┏━━
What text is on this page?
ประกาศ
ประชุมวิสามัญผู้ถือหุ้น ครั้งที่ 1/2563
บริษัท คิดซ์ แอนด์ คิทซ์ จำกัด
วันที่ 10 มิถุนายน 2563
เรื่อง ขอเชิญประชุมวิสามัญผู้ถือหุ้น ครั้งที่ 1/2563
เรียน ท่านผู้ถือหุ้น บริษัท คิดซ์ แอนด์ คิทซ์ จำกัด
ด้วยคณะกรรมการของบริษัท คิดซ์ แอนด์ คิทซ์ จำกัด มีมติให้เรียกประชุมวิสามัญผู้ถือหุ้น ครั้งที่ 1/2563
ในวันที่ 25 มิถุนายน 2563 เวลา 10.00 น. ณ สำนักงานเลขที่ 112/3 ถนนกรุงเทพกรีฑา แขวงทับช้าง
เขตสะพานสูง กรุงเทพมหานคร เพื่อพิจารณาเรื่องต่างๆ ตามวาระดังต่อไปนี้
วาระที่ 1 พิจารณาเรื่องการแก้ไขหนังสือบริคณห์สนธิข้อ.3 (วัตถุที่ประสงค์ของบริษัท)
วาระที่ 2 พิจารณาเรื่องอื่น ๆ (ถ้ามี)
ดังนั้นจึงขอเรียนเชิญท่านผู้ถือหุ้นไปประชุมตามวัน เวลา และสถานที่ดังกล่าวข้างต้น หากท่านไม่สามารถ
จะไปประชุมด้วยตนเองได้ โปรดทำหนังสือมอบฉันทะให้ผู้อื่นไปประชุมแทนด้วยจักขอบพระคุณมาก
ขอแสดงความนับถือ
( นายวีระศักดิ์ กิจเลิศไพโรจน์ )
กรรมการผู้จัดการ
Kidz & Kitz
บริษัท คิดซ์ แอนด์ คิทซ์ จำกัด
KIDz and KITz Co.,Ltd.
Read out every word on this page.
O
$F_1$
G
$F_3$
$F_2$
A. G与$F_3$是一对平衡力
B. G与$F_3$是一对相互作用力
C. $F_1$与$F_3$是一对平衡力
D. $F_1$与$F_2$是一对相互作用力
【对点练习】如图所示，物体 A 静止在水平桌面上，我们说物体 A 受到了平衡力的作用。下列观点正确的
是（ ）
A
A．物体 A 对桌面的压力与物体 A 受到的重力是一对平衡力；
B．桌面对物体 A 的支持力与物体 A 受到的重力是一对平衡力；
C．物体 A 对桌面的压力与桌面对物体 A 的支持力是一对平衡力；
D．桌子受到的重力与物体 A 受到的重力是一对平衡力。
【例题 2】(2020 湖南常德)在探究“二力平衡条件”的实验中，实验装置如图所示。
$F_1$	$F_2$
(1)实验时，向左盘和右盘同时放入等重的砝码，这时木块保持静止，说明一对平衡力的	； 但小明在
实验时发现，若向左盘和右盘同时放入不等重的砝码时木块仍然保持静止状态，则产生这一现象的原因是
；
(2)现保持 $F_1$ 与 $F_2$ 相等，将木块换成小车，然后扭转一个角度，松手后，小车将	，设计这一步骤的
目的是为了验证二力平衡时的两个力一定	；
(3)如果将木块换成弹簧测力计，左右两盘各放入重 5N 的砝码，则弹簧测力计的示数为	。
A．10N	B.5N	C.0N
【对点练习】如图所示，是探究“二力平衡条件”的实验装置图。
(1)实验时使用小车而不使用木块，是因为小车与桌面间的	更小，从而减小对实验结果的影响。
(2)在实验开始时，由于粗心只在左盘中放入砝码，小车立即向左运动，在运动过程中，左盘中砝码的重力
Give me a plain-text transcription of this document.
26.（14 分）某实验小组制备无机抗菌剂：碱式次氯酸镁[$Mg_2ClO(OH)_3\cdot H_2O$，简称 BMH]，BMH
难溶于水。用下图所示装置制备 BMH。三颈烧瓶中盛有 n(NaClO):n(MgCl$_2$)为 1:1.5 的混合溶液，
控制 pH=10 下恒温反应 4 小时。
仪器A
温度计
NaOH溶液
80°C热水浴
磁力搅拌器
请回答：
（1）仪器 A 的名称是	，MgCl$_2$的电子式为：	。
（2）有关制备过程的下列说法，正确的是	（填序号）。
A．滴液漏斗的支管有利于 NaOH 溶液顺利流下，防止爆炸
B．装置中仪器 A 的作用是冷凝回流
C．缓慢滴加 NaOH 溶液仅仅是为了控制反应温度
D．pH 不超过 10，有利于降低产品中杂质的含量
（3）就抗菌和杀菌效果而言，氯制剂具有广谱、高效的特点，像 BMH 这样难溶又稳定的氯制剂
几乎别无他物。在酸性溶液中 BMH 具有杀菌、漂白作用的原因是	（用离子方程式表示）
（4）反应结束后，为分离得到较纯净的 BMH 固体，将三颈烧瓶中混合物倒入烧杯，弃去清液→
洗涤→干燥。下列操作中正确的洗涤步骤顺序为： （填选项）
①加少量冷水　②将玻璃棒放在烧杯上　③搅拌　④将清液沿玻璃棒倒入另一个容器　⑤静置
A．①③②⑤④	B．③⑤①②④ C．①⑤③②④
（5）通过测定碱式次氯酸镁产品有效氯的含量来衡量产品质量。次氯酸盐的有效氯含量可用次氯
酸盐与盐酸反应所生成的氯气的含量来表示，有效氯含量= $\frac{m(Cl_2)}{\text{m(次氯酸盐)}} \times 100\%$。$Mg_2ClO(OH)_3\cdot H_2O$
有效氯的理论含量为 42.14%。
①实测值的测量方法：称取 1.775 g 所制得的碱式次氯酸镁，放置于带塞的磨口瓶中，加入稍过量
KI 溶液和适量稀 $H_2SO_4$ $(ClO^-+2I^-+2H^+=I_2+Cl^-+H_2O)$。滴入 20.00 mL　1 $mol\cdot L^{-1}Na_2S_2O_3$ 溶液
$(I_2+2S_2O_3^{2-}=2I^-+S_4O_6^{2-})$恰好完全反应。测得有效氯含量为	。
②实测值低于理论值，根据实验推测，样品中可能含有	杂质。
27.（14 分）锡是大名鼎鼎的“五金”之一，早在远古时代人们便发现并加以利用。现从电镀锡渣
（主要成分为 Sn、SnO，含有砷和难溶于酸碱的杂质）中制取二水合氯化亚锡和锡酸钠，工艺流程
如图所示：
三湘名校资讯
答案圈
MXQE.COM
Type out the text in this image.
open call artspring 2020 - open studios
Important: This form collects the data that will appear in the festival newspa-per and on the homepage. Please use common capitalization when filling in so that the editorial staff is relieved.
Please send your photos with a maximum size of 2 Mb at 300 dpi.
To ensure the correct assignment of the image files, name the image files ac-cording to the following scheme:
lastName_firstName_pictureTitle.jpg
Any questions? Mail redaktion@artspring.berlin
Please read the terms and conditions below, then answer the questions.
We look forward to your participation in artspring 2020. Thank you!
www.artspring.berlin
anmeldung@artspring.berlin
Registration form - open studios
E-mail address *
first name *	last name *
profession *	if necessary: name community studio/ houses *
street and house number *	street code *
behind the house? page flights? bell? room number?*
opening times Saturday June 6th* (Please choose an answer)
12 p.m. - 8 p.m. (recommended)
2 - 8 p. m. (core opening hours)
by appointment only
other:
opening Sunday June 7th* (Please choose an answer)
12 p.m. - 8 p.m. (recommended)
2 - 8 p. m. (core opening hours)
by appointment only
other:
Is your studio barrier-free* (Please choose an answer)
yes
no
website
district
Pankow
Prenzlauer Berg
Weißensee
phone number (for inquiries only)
┗━━
_Set exercise_
Quote the entire listing above exactly.

_Exercise output_
What text is on this page?
ประกาศ
ประชุมวิสามัญผู้ถือหุ้น ครั้งที่ 1/2563
บริษัท คิดซ์ แอนด์ คิทซ์ จำกัด
วันที่ 10 มิถุนายน 2563
เรื่อง ขอเชิญประชุมวิสามัญผู้ถือหุ้น ครั้งที่ 1/2563
เรียน ท่านผู้ถือหุ้น บริษัท คิดซ์ แอนด์ คิทซ์ จำกัด
ด้วยคณะกรรมการของบริษัท คิดซ์ แอนด์ คิทซ์ จำกัด มีมติให้เรียกประชุมวิสามัญผู้ถือหุ้น ครั้งที่ 1/2563
ในวันที่ 25 มิถุนายน 2563 เวลา 10.00 น. ณ สำนักงานเลขที่ 112/3 ถนนกรุงเทพกรีฑา แขวงทับช้าง
เขตสะพานสูง กรุงเทพมหานคร เพื่อพิจารณาเรื่องต่างๆ ตามวาระดังต่อไปนี้
วาระที่ 1 พิจารณาเรื่องการแก้ไขหนังสือบริคณห์สนธิข้อ.3 (วัตถุที่ประสงค์ของบริษัท)
วาระที่ 2 พิจารณาเรื่องอื่น ๆ (ถ้ามี)
ดังนั้นจึงขอเรียนเชิญท่านผู้ถือหุ้นไปประชุมตามวัน เวลา และสถานที่ดังกล่าวข้างต้น หากท่านไม่สามารถ
จะไปประชุมด้วยตนเองได้ โปรดทำหนังสือมอบฉันทะให้ผู้อื่นไปประชุมแทนด้วยจักขอบพระคุณมาก
ขอแสดงความนับถือ
( นายวีระศักดิ์ กิจเลิศไพโรจน์ )
กรรมการผู้จัดการ
Kidz & Kitz
บริษัท คิดซ์ แอนด์ คิทซ์ จำกัด
KIDz and KITz Co.,Ltd.
Read out every word on this page.
O
$F_1$
G
$F_3$
$F_2$
A. G与$F_3$是一对平衡力
B. G与$F_3$是一对相互作用力
C. $F_1$与$F_3$是一对平衡力
D. $F_1$与$F_2$是一对相互作用力
【对点练习】如图所示，物体 A 静止在水平桌面上，我们说物体 A 受到了平衡力的作用。下列观点正确的
是（ ）
A
A．物体 A 对桌面的压力与物体 A 受到的重力是一对平衡力；
B．桌面对物体 A 的支持力与物体 A 受到的重力是一对平衡力；
C．物体 A 对桌面的压力与桌面对物体 A 的支持力是一对平衡力；
D．桌子受到的重力与物体 A 受到的重力是一对平衡力。
【例题 2】(2020 湖南常德)在探究“二力平衡条件”的实验中，实验装置如图所示。
$F_1$	$F_2$
(1)实验时，向左盘和右盘同时放入等重的砝码，这时木块保持静止，说明一对平衡力的	； 但小明在
实验时发现，若向左盘和右盘同时放入不等重的砝码时木块仍然保持静止状态，则产生这一现象的原因是
；
(2)现保持 $F_1$ 与 $F_2$ 相等，将木块换成小车，然后扭转一个角度，松手后，小车将	，设计这一步骤的
目的是为了验证二力平衡时的两个力一定	；
(3)如果将木块换成弹簧测力计，左右两盘各放入重 5N 的砝码，则弹簧测力计的示数为	。
A．10N	B.5N	C.0N
【对点练习】如图所示，是探究“二力平衡条件”的实验装置图。
(1)实验时使用小车而不使用木块，是因为小车与桌面间的	更小，从而减小对实验结果的影响。
(2)在实验开始时，由于粗心只在左盘中放入砝码，小车立即向左运动，在运动过程中，左盘中砝码的重力
Give me a plain-text transcription of this document.
26.（14 分）某实验小组制备无机抗菌剂：碱式次氯酸镁[$Mg_2ClO(OH)_3\cdot H_2O$，简称 BMH]，BMH
难溶于水。用下图所示装置制备 BMH。三颈烧瓶中盛有 n(NaClO):n(MgCl$_2$)为 1:1.5 的混合溶液，
控制 pH=10 下恒温反应 4 小时。
仪器A
温度计
NaOH溶液
80°C热水浴
磁力搅拌器
请回答：
（1）仪器 A 的名称是	，MgCl$_2$的电子式为：	。
（2）有关制备过程的下列说法，正确的是	（填序号）。
A．滴液漏斗的支管有利于 NaOH 溶液顺利流下，防止爆炸
B．装置中仪器 A 的作用是冷凝回流
C．缓慢滴加 NaOH 溶液仅仅是为了控制反应温度
D．pH 不超过 10，有利于降低产品中杂质的含量
（3）就抗菌和杀菌效果而言，氯制剂具有广谱、高效的特点，像 BMH 这样难溶又稳定的氯制剂
几乎别无他物。在酸性溶液中 BMH 具有杀菌、漂白作用的原因是	（用离子方程式表示）
（4）反应结束后，为分离得到较纯净的 BMH 固体，将三颈烧瓶中混合物倒入烧杯，弃去清液→
洗涤→干燥。下列操作中正确的洗涤步骤顺序为： （填选项）
①加少量冷水　②将玻璃棒放在烧杯上　③搅拌　④将清液沿玻璃棒倒入另一个容器　⑤静置
A．①③②⑤④	B．③⑤①②④ C．①⑤③②④
（5）通过测定碱式次氯酸镁产品有效氯的含量来衡量产品质量。次氯酸盐的有效氯含量可用次氯
酸盐与盐酸反应所生成的氯气的含量来表示，有效氯含量= $\frac{m(Cl_2)}{\text{m(次氯酸盐)}} \times 100\%$。$Mg_2ClO(OH)_3\cdot H_2O$
有效氯的理论含量为 42.14%。
①实测值的测量方法：称取 1.775 g 所制得的碱式次氯酸镁，放置于带塞的磨口瓶中，加入稍过量
KI 溶液和适量稀 $H_2SO_4$ $(ClO^-+2I^-+2H^+=I_2+Cl^-+H_2O)$。滴入 20.00 mL　1 $mol\cdot L^{-1}Na_2S_2O_3$ 溶液
$(I_2+2S_2O_3^{2-}=2I^-+S_4O_6^{2-})$恰好完全反应。测得有效氯含量为	。
②实测值低于理论值，根据实验推测，样品中可能含有	杂质。
27.（14 分）锡是大名鼎鼎的“五金”之一，早在远古时代人们便发现并加以利用。现从电镀锡渣
（主要成分为 Sn、SnO，含有砷和难溶于酸碱的杂质）中制取二水合氯化亚锡和锡酸钠，工艺流程
如图所示：
三湘名校资讯
答案圈
MXQE.COM
Type out the text in this image.
open call artspring 2020 - open studios
Important: This form collects the data that will appear in the festival newspa-per and on the homepage. Please use common capitalization when filling in so that the editorial staff is relieved.
Please send your photos with a maximum size of 2 Mb at 300 dpi.
To ensure the correct assignment of the image files, name the image files ac-cording to the following scheme:
lastName_firstName_pictureTitle.jpg
Any questions? Mail redaktion@artspring.berlin
Please read the terms and conditions below, then answer the questions.
We look forward to your participation in artspring 2020. Thank you!
www.artspring.berlin
anmeldung@artspring.berlin
Registration form - open studios
E-mail address *
first name *	last name *
profession *	if necessary: name community studio/ houses *
street and house number *	street code *
behind the house? page flights? bell? room number?*
opening times Saturday June 6th* (Please choose an answer)
12 p.m. - 8 p.m. (recommended)
2 - 8 p. m. (core opening hours)
by appointment only
other:
opening Sunday June 7th* (Please choose an answer)
12 p.m. - 8 p.m. (recommended)
2 - 8 p. m. (core opening hours)
by appointment only
other:
Is your studio barrier-free* (Please choose an answer)
yes
no
website
district
Pankow
Prenzlauer Berg
Weißensee
phone number (for inquiries only)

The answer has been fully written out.